**GIVEN REQUEST:** Rewrite the entries below, replacing every instance of "Blobiness" with "Smoothness" and leaving everything else unchanged.

━━━━━ SUPPLIED MATERIAL

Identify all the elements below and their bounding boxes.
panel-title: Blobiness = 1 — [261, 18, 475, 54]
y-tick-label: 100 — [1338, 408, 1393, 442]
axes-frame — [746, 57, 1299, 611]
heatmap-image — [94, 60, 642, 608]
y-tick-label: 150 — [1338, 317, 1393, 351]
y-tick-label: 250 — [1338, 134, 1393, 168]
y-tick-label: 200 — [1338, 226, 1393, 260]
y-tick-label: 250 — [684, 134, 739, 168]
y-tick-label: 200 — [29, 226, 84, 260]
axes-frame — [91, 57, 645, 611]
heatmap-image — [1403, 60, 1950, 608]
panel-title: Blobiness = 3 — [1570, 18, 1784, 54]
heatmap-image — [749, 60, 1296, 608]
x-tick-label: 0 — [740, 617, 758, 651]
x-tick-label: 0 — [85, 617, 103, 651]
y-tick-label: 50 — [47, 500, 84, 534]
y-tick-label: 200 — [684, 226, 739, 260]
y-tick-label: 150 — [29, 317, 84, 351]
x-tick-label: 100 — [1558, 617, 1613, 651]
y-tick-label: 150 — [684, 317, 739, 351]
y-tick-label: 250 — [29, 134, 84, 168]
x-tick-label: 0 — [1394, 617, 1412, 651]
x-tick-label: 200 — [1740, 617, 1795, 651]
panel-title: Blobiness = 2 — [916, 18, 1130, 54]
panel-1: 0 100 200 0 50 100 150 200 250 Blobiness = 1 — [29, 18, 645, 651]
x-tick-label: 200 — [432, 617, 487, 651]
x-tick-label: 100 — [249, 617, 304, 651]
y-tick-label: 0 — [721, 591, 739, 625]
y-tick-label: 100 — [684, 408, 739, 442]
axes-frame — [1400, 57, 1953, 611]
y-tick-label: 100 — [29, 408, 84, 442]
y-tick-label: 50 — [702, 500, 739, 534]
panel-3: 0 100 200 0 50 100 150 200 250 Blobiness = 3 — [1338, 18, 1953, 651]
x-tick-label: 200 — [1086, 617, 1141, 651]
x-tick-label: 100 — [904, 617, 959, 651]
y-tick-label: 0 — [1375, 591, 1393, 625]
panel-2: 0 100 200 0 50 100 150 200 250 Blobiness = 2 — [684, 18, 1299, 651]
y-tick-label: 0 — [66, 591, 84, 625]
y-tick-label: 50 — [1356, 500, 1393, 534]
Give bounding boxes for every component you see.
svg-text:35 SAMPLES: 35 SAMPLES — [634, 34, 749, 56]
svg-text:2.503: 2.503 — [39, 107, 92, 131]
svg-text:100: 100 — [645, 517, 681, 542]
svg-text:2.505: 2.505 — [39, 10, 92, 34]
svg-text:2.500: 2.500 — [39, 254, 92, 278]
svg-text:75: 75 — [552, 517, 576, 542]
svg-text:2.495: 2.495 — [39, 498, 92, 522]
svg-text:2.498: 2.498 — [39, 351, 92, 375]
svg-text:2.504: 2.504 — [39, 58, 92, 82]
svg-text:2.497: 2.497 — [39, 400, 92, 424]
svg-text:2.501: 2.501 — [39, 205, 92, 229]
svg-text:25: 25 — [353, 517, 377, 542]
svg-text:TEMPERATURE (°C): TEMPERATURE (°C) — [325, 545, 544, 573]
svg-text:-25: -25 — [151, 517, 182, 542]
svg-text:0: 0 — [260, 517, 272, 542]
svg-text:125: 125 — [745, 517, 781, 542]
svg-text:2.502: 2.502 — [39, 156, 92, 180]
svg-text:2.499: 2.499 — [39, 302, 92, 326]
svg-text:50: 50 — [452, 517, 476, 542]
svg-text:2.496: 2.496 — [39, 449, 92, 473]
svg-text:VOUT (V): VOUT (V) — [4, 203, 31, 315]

━━━━━━━━━━

**FINISHED EXERCISE:**
Identify all the elements below and their bounding boxes.
panel-title: Smoothness = 1 — [261, 18, 475, 54]
y-tick-label: 100 — [1338, 408, 1393, 442]
axes-frame — [746, 57, 1299, 611]
heatmap-image — [94, 60, 642, 608]
y-tick-label: 150 — [1338, 317, 1393, 351]
y-tick-label: 250 — [1338, 134, 1393, 168]
y-tick-label: 200 — [1338, 226, 1393, 260]
y-tick-label: 250 — [684, 134, 739, 168]
y-tick-label: 200 — [29, 226, 84, 260]
axes-frame — [91, 57, 645, 611]
heatmap-image — [1403, 60, 1950, 608]
panel-title: Smoothness = 3 — [1570, 18, 1784, 54]
heatmap-image — [749, 60, 1296, 608]
x-tick-label: 0 — [740, 617, 758, 651]
x-tick-label: 0 — [85, 617, 103, 651]
y-tick-label: 50 — [47, 500, 84, 534]
y-tick-label: 200 — [684, 226, 739, 260]
y-tick-label: 150 — [29, 317, 84, 351]
x-tick-label: 100 — [1558, 617, 1613, 651]
y-tick-label: 150 — [684, 317, 739, 351]
y-tick-label: 250 — [29, 134, 84, 168]
x-tick-label: 0 — [1394, 617, 1412, 651]
x-tick-label: 200 — [1740, 617, 1795, 651]
panel-title: Smoothness = 2 — [916, 18, 1130, 54]
panel-1: 0 100 200 0 50 100 150 200 250 Smoothness = 1 — [29, 18, 645, 651]
x-tick-label: 200 — [432, 617, 487, 651]
x-tick-label: 100 — [249, 617, 304, 651]
y-tick-label: 0 — [721, 591, 739, 625]
y-tick-label: 100 — [684, 408, 739, 442]
axes-frame — [1400, 57, 1953, 611]
y-tick-label: 100 — [29, 408, 84, 442]
y-tick-label: 50 — [702, 500, 739, 534]
panel-3: 0 100 200 0 50 100 150 200 250 Smoothness = 3 — [1338, 18, 1953, 651]
x-tick-label: 200 — [1086, 617, 1141, 651]
x-tick-label: 100 — [904, 617, 959, 651]
y-tick-label: 0 — [1375, 591, 1393, 625]
panel-2: 0 100 200 0 50 100 150 200 250 Smoothness = 2 — [684, 18, 1299, 651]
y-tick-label: 0 — [66, 591, 84, 625]
y-tick-label: 50 — [1356, 500, 1393, 534]
Give bounding boxes for every component you see.
svg-text:35 SAMPLES: 35 SAMPLES — [634, 34, 749, 56]
svg-text:2.503: 2.503 — [39, 107, 92, 131]
svg-text:100: 100 — [645, 517, 681, 542]
svg-text:2.505: 2.505 — [39, 10, 92, 34]
svg-text:2.500: 2.500 — [39, 254, 92, 278]
svg-text:75: 75 — [552, 517, 576, 542]
svg-text:2.495: 2.495 — [39, 498, 92, 522]
svg-text:2.498: 2.498 — [39, 351, 92, 375]
svg-text:2.504: 2.504 — [39, 58, 92, 82]
svg-text:2.497: 2.497 — [39, 400, 92, 424]
svg-text:2.501: 2.501 — [39, 205, 92, 229]
svg-text:25: 25 — [353, 517, 377, 542]
svg-text:TEMPERATURE (°C): TEMPERATURE (°C) — [325, 545, 544, 573]
svg-text:-25: -25 — [151, 517, 182, 542]
svg-text:0: 0 — [260, 517, 272, 542]
svg-text:125: 125 — [745, 517, 781, 542]
svg-text:2.502: 2.502 — [39, 156, 92, 180]
svg-text:2.499: 2.499 — [39, 302, 92, 326]
svg-text:50: 50 — [452, 517, 476, 542]
svg-text:2.496: 2.496 — [39, 449, 92, 473]
svg-text:VOUT (V): VOUT (V) — [4, 203, 31, 315]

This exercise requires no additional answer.